# [AIM OF THE EXERCISE]
Copy out every line containing the word "this".

═════ INPUT ROWS

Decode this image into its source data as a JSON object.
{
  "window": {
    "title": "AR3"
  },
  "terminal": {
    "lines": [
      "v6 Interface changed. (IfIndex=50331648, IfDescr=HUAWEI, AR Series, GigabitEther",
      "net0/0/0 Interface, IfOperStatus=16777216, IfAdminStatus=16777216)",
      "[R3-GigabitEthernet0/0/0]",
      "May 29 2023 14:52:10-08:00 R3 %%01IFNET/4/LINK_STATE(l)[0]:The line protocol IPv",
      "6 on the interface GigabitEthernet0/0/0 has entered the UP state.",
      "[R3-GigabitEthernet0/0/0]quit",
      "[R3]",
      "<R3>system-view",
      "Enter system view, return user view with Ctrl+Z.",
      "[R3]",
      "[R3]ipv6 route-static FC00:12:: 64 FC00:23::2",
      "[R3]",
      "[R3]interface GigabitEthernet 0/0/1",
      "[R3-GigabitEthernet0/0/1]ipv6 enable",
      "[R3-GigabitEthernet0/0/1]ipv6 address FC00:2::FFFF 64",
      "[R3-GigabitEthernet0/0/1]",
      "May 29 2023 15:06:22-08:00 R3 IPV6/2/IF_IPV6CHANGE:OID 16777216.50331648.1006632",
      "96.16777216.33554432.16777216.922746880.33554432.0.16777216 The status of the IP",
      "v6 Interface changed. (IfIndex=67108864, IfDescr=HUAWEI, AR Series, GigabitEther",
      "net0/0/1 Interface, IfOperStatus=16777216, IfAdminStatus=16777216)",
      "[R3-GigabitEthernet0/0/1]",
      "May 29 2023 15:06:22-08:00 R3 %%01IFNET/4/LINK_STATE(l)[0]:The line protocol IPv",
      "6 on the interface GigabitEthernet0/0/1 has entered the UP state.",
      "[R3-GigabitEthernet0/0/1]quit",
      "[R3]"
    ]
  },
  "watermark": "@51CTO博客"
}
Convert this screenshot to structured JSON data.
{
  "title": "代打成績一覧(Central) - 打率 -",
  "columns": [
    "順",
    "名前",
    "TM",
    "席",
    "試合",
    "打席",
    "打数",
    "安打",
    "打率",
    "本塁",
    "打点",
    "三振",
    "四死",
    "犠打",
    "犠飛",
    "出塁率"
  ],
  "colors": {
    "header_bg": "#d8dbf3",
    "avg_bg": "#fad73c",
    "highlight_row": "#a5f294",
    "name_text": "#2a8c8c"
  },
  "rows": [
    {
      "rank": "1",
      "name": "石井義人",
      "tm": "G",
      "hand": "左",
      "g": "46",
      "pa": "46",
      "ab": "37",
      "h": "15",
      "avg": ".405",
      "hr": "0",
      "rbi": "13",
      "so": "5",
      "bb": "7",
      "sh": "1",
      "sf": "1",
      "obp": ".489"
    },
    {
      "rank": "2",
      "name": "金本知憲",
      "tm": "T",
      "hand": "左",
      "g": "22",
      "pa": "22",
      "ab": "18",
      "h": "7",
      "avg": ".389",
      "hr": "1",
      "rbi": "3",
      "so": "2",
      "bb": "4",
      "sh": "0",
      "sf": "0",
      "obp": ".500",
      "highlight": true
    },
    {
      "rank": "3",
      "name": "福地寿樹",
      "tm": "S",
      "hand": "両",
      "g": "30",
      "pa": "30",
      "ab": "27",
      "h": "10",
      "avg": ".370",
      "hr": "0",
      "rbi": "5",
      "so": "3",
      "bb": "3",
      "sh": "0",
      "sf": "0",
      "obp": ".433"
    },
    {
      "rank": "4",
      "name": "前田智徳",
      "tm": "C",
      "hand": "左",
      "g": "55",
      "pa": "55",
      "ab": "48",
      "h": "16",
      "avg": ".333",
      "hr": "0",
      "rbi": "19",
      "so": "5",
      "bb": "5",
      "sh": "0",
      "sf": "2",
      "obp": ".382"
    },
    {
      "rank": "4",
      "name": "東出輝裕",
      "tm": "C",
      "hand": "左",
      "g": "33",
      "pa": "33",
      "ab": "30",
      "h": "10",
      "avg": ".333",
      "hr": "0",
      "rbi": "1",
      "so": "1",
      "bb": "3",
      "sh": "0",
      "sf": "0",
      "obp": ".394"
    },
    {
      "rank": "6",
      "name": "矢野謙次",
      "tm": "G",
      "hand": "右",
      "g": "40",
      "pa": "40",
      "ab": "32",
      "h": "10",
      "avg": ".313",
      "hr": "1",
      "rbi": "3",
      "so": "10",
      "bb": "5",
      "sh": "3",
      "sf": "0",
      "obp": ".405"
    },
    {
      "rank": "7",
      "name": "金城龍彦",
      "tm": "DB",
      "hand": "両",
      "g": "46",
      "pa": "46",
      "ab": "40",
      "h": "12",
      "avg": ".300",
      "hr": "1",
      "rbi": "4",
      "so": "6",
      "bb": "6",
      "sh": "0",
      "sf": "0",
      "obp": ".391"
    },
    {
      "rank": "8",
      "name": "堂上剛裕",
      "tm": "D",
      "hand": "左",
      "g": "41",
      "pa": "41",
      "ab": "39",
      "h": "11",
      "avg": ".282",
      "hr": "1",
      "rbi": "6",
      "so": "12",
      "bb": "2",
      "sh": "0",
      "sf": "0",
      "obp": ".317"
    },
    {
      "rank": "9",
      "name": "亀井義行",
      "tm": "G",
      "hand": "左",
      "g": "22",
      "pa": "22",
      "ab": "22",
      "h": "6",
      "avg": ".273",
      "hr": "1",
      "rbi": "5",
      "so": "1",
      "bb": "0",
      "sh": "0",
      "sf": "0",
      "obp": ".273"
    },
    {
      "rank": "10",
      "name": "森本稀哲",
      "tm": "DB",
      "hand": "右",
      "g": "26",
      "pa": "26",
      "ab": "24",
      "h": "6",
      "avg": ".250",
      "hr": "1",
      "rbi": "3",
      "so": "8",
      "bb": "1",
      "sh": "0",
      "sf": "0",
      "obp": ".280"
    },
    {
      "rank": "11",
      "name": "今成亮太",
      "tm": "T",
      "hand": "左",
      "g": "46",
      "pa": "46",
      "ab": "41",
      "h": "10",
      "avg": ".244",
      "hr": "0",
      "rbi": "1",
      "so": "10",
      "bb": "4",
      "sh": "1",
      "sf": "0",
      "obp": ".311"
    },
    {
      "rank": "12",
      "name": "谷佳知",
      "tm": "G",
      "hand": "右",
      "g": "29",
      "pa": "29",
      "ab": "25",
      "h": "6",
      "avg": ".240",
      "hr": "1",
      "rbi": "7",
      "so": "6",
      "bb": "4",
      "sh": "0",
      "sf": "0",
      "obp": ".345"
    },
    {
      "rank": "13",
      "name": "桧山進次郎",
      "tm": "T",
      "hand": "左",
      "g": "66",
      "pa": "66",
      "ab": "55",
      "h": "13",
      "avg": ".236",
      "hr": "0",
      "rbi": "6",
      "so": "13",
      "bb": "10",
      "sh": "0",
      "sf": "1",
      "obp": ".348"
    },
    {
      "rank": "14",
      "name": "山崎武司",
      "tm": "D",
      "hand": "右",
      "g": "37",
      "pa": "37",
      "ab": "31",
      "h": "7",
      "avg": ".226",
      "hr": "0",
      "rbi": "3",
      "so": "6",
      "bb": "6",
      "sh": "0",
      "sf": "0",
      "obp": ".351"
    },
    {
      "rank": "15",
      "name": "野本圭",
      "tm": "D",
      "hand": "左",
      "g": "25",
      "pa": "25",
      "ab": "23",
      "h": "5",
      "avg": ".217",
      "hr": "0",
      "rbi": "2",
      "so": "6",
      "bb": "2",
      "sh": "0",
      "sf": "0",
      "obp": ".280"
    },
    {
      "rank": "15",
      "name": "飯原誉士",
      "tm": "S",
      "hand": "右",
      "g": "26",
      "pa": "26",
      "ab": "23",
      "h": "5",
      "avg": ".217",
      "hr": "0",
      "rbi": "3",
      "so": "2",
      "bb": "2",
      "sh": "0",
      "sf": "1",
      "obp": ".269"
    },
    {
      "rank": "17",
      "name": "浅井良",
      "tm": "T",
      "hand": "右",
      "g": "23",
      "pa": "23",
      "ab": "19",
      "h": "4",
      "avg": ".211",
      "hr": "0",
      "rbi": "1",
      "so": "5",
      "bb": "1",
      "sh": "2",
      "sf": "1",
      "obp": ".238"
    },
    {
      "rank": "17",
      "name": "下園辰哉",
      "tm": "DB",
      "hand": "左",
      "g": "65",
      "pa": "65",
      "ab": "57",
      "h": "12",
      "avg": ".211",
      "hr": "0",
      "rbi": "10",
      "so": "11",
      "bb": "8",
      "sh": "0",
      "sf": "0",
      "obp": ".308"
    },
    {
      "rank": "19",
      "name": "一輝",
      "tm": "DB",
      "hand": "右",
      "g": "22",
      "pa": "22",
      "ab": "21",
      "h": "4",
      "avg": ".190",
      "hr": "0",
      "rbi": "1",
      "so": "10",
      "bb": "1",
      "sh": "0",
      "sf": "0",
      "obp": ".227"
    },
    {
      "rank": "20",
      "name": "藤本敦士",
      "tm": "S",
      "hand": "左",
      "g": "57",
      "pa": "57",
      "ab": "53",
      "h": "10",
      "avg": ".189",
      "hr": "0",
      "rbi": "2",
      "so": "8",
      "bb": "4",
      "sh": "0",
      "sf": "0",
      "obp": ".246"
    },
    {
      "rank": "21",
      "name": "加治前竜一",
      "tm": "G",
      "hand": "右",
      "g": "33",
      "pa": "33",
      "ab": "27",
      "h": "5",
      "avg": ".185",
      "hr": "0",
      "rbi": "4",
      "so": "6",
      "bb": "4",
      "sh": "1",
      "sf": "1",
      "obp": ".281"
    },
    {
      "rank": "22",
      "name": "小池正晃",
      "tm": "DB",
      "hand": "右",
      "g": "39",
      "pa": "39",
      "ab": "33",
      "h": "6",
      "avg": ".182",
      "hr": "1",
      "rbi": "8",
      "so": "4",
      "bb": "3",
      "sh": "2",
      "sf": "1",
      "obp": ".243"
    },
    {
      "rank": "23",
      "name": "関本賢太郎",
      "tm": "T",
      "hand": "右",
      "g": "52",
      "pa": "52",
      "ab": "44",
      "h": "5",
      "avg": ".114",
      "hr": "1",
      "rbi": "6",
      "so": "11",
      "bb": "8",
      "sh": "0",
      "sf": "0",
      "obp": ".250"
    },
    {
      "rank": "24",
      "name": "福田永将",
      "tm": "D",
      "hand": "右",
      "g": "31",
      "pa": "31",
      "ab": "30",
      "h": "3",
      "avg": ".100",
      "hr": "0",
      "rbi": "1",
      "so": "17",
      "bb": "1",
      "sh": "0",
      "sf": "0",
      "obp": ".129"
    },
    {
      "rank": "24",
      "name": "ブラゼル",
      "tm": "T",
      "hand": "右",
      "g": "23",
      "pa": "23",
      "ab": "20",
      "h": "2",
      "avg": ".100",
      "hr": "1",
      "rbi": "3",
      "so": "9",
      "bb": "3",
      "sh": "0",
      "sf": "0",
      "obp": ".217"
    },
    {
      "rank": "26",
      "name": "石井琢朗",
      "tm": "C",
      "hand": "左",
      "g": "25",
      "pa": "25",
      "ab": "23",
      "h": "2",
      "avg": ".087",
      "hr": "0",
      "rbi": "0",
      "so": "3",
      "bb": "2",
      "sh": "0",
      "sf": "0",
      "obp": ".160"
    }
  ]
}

══════════

# [FINISHED ANSWER]
Decode this image into its source data as a JSON object.
Convert this screenshot to structured JSON data.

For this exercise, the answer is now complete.